_EXERCISE DETAILS_: From the entries below, copy every line where the string "อยมา" appears.

_INPUT MATERIAL_:
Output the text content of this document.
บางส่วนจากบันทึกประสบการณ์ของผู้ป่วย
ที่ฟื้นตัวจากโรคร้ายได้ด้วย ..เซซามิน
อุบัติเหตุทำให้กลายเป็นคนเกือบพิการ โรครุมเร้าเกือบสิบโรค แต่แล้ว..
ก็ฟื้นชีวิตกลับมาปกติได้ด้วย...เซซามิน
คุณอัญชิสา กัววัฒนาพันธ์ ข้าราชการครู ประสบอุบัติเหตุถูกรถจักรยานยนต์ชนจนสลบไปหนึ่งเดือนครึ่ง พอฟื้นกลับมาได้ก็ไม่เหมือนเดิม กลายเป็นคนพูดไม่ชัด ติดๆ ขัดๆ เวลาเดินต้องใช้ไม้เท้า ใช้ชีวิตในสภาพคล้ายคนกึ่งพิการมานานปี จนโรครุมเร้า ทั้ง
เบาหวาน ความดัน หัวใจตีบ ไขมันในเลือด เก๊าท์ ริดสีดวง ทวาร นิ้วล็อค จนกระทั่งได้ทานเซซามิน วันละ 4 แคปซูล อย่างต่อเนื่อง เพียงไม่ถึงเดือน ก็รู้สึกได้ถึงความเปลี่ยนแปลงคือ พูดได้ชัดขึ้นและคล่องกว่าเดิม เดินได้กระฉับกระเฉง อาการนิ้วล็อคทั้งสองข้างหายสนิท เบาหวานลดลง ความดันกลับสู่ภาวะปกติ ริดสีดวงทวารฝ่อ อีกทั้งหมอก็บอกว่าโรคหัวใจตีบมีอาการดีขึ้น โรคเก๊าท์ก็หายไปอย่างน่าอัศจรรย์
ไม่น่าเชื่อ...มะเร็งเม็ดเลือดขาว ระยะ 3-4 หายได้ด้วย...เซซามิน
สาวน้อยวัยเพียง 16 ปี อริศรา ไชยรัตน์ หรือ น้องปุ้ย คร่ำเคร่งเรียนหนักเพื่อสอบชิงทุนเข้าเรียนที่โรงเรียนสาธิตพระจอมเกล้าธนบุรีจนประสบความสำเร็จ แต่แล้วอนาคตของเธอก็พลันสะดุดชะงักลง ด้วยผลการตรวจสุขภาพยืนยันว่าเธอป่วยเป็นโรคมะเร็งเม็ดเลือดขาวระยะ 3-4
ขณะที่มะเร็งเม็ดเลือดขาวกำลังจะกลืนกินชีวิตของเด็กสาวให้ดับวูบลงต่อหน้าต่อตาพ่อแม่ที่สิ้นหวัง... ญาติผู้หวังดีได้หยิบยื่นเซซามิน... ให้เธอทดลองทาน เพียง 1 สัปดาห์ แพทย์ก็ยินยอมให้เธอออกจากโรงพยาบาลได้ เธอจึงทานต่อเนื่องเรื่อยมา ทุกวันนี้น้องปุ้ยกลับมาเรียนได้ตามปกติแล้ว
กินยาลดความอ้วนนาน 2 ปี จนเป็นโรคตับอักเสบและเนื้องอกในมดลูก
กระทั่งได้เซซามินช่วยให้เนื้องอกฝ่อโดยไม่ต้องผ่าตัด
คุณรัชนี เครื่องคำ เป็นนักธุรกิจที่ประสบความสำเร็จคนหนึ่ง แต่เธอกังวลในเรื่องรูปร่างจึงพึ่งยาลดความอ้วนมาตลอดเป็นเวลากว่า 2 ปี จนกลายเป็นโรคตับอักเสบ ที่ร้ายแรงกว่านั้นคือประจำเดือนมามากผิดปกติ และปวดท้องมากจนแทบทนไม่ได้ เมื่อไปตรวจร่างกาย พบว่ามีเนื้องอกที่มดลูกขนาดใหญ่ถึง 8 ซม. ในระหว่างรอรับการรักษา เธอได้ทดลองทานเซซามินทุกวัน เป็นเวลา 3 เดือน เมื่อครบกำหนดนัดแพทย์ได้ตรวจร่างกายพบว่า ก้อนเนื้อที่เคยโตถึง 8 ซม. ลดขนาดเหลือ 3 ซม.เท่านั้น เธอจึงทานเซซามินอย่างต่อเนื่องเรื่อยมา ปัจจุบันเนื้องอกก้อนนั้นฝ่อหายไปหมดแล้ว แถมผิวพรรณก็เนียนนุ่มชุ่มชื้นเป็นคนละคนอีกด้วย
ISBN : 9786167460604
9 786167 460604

_FINISHED EXERCISE_:
ขณะที่มะเร็งเม็ดเลือดขาวกำลังจะกลืนกินชีวิตของเด็กสาวให้ดับวูบลงต่อหน้าต่อตาพ่อแม่ที่สิ้นหวัง... ญาติผู้หวังดีได้หยิบยื่นเซซามิน... ให้เธอทดลองทาน เพียง 1 สัปดาห์ แพทย์ก็ยินยอมให้เธอออกจากโรงพยาบาลได้ เธอจึงทานต่อเนื่องเรื่อยมา ทุกวันนี้น้องปุ้ยกลับมาเรียนได้ตามปกติแล้ว
คุณรัชนี เครื่องคำ เป็นนักธุรกิจที่ประสบความสำเร็จคนหนึ่ง แต่เธอกังวลในเรื่องรูปร่างจึงพึ่งยาลดความอ้วนมาตลอดเป็นเวลากว่า 2 ปี จนกลายเป็นโรคตับอักเสบ ที่ร้ายแรงกว่านั้นคือประจำเดือนมามากผิดปกติ และปวดท้องมากจนแทบทนไม่ได้ เมื่อไปตรวจร่างกาย พบว่ามีเนื้องอกที่มดลูกขนาดใหญ่ถึง 8 ซม. ในระหว่างรอรับการรักษา เธอได้ทดลองทานเซซามินทุกวัน เป็นเวลา 3 เดือน เมื่อครบกำหนดนัดแพทย์ได้ตรวจร่างกายพบว่า ก้อนเนื้อที่เคยโตถึง 8 ซม. ลดขนาดเหลือ 3 ซม.เท่านั้น เธอจึงทานเซซามินอย่างต่อเนื่องเรื่อยมา ปัจจุบันเนื้องอกก้อนนั้นฝ่อหายไปหมดแล้ว แถมผิวพรรณก็เนียนนุ่มชุ่มชื้นเป็นคนละคนอีกด้วย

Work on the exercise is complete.